Stored data entries
┌──
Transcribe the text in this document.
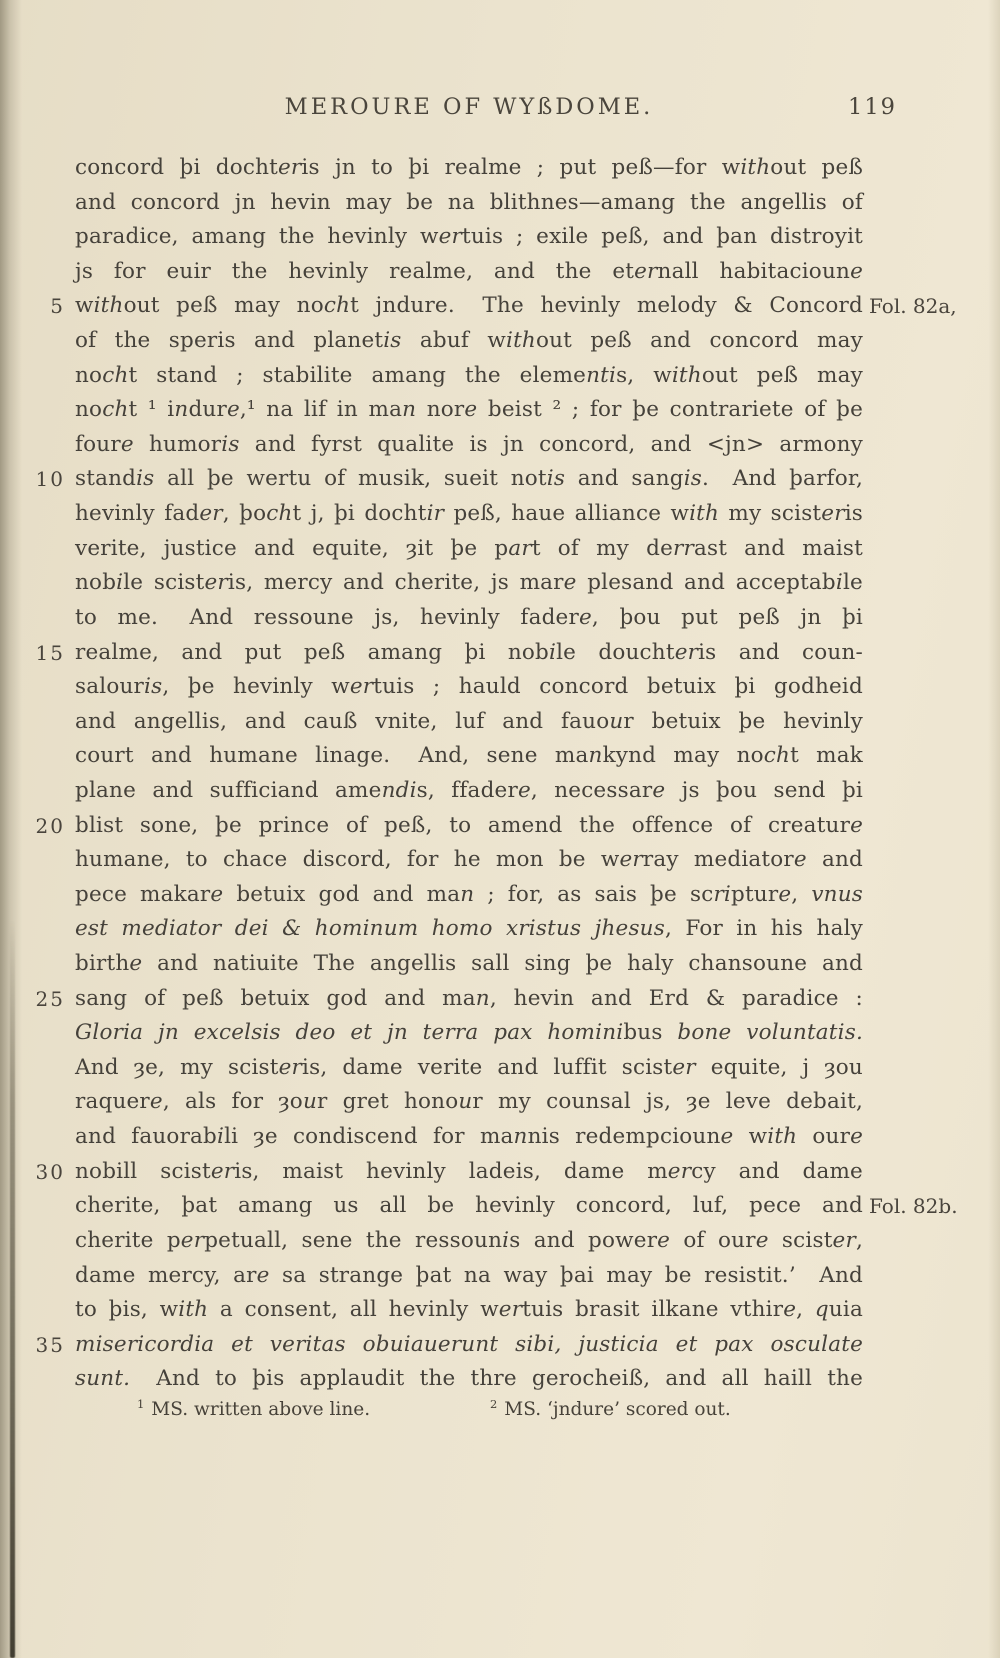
MEROURE OF WYßDOME.	119
concord þi dochteris jn to þi realme ; put peß—for without peß
and concord jn hevin may be na blithnes—amang the angellis of
paradice, amang the hevinly wertuis ; exile peß, and þan distroyit
js for euir the hevinly realme, and the eternall habitacioune
5 without peß may nocht jndure.  The hevinly melody & Concord Fol. 82a,
of the speris and planetis abuf without peß and concord may
nocht stand ; stabilite amang the elementis, without peß may
nocht ¹ indure,¹ na lif in man nore beist ² ; for þe contrariete of þe
foure humoris and fyrst qualite is jn concord, and <jn> armony
10 standis all þe wertu of musik, sueit notis and sangis.  And þarfor,
hevinly fader, þocht j, þi dochtir peß, haue alliance with my scisteris
verite, justice and equite, ȝit þe part of my derrast and maist
nobile scisteris, mercy and cherite, js mare plesand and acceptabile
to me.  And ressoune js, hevinly fadere, þou put peß jn þi
15 realme, and put peß amang þi nobile douchteris and coun-
salouris, þe hevinly wertuis ; hauld concord betuix þi godheid
and angellis, and cauß vnite, luf and fauour betuix þe hevinly
court and humane linage.  And, sene mankynd may nocht mak
plane and sufficiand amendis, ffadere, necessare js þou send þi
20 blist sone, þe prince of peß, to amend the offence of creature
humane, to chace discord, for he mon be werray mediatore and
pece makare betuix god and man ; for, as sais þe scripture, vnus
est mediator dei & hominum homo xristus jhesus, For in his haly
birthe and natiuite The angellis sall sing þe haly chansoune and
25 sang of peß betuix god and man, hevin and Erd & paradice :
Gloria jn excelsis deo et jn terra pax hominibus bone voluntatis.
And ȝe, my scisteris, dame verite and luffit scister equite, j ȝou
raquere, als for ȝour gret honour my counsal js, ȝe leve debait,
and fauorabili ȝe condiscend for mannis redempcioune with oure
30 nobill scisteris, maist hevinly ladeis, dame mercy and dame
cherite, þat amang us all be hevinly concord, luf, pece and Fol. 82b.
cherite perpetuall, sene the ressounis and powere of oure scister,
dame mercy, are sa strange þat na way þai may be resistit.’  And
to þis, with a consent, all hevinly wertuis brasit ilkane vthire, quia
35 misericordia et veritas obuiauerunt sibi, justicia et pax osculate
sunt.  And to þis applaudit the thre gerocheiß, and all haill the
$^1$ MS. written above line.	$^2$ MS. ‘jndure’ scored out.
└──
SHORT EXERCISE:
Copy each line of the entries that includes the word "angellis".

SOLUTION FOR THIS PROBLEM:
and concord jn hevin may be na blithnes—amang the angellis of
and angellis, and cauß vnite, luf and fauour betuix þe hevinly
birthe and natiuite The angellis sall sing þe haly chansoune and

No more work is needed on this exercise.